Alpízar exacerba el dominio de los fragmentario, subvierte la escala, pulsa el detalle. La experiencia real que tenemos de los objetos y personajes que pueblan su pintura, se trastoca. Sólo el concepto rige este orden, es su ley de gravedad. Sin ella, la unidad del cuadro se pierde, cada ser, cada objeto, se iría hacia su lugar de origen, su original, siempre distante en el tiempo. Impedir esa fuga, justamente, es el mayor bregar del pintor: primicias de una espiritualidad sin beatería en que no todo pasado fue mejor, pero sí anticipo de cuantos asuntos, formas y colores nos vienen desde entonces denunciando el porvenir.
Esta pintura, en relación permanente con otras pinturas, no presume de estéticas ortodoxas o parcelas artísticas particularmente elitistas. Por el contrario, su relación dialógica con el presente las desfundamenta y optimiza, coincita la hybris, argumentando a favor de una conciencia creativa que no deja de ser también colectiva.
Así, la obra de arte conocida, resituada desde su pureza, la pierde, para hacerse de Alpízar. No hay ultraje. Los mitos más venerados son aceptados y hasta reconsiderados como tales, en razón de apropiaciones que hacen converger el original citado con la visibilidad del nuevo concepto esgrimido. Al respecto, nos dice el pintor: «Mi obra presupone una recepción que apele al conocimiento, que esté de acuerdo con los asuntos que cito sin renunciar a la mística del original. Me esfuerzo por no vulgarizar temas tan ilustres aunque intente desacralizar, cotidianizar, lo que por derecho les pertenece: la historia, el mito...»

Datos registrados
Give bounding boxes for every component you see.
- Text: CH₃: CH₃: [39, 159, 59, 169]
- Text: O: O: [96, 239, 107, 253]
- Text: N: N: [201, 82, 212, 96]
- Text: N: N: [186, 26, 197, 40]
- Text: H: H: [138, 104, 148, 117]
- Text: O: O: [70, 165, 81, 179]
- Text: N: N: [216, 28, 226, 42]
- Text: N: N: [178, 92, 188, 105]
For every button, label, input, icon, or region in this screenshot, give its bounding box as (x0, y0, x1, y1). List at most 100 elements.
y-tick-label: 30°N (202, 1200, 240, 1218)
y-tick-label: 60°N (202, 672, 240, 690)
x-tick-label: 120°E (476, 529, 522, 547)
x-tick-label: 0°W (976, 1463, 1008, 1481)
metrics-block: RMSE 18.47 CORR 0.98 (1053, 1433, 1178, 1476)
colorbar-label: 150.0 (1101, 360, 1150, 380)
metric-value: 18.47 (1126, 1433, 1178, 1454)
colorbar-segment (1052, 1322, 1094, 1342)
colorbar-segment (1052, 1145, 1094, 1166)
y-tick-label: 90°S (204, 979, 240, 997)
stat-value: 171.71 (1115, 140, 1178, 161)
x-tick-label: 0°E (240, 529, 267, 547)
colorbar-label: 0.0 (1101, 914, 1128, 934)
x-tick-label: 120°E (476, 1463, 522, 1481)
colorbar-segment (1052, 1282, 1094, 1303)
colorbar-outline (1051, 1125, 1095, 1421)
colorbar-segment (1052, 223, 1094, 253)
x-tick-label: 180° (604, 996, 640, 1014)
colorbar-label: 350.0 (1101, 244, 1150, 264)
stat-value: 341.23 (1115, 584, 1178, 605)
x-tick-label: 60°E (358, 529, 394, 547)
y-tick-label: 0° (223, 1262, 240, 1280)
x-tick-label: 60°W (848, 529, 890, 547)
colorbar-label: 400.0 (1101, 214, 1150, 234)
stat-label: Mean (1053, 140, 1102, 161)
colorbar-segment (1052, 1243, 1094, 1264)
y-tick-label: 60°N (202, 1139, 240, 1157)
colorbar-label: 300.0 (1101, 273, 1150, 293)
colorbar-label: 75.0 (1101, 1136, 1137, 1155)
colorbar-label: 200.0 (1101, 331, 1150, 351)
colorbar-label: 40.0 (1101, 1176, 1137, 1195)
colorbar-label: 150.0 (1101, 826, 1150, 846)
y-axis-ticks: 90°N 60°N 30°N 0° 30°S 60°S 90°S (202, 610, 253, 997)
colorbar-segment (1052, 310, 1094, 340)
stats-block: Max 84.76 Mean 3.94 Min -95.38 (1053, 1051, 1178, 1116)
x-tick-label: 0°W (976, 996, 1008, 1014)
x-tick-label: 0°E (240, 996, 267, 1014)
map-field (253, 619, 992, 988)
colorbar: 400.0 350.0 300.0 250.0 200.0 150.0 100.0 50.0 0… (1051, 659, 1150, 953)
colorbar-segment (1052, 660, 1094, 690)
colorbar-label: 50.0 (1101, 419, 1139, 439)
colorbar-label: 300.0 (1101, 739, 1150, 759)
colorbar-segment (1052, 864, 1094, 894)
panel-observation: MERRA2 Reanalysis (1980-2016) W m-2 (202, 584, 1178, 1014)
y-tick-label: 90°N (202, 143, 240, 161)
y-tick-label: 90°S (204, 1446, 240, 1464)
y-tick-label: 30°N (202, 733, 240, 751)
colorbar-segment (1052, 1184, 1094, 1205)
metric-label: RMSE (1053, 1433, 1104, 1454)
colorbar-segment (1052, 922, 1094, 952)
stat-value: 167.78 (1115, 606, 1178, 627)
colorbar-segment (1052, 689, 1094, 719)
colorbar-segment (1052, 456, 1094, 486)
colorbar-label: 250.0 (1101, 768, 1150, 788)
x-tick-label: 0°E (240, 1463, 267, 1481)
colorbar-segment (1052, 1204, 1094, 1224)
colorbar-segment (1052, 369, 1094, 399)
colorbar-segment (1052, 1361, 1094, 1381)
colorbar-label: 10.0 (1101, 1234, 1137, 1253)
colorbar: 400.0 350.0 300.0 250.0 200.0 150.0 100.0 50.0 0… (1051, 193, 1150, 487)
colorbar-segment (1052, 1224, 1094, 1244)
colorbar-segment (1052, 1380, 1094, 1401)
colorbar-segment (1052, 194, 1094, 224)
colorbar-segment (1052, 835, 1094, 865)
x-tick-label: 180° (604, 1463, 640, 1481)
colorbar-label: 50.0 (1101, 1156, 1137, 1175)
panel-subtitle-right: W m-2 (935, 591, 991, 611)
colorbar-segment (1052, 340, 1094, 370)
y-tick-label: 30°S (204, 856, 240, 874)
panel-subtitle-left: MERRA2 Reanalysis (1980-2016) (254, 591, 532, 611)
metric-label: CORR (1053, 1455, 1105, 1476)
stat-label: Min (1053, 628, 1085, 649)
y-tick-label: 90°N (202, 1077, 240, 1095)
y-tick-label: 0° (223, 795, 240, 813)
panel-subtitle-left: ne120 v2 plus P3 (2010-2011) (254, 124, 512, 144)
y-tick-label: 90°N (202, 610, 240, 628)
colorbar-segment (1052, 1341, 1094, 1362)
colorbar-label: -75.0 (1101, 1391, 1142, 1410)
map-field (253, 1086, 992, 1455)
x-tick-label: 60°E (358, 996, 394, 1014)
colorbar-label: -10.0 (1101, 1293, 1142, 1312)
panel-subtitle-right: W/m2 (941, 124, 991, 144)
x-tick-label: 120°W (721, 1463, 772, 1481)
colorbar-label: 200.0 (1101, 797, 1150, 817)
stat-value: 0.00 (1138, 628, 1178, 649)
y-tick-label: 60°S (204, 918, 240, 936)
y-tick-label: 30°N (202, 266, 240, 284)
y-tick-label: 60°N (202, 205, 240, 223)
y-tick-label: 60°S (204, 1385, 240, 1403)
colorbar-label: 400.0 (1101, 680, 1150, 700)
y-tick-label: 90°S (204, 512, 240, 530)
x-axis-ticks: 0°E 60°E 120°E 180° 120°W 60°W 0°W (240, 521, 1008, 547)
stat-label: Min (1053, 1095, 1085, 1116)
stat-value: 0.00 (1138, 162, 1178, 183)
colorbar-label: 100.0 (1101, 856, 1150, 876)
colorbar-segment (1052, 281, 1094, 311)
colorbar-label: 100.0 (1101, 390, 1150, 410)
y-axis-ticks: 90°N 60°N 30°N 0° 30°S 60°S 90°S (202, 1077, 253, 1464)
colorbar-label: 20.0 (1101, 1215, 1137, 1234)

# TAREAS
[a] Reproduce, por favor, el fragmento del texto sobre la pintura de Alpízar que va desde "Esta pintura, en" hasta "ser también colectiva.", ambos incluidos.
[b] Contesta a partir del texto sobre la pintura de Alpízar:
(i) ¿Qué es lo único que rige el orden de su pintura?
(ii) ¿De qué no presume esta pintura?
(iii) ¿Qué dice el pintor que se esfuerza por no vulgarizar?
Los datos no hacen falta.

# RESPUESTAS
[a]
Esta pintura, en relación permanente con otras pinturas, no presume de estéticas ortodoxas o parcelas artísticas particularmente elitistas. Por el contrario, su relación dialógica con el presente las desfundamenta y optimiza, coincita la hybris, argumentando a favor de una conciencia creativa que no deja de ser también colectiva.

[b]
(i) El concepto.
(ii) De estéticas ortodoxas o parcelas artísticas particularmente elitistas.
(iii) Temas tan ilustres.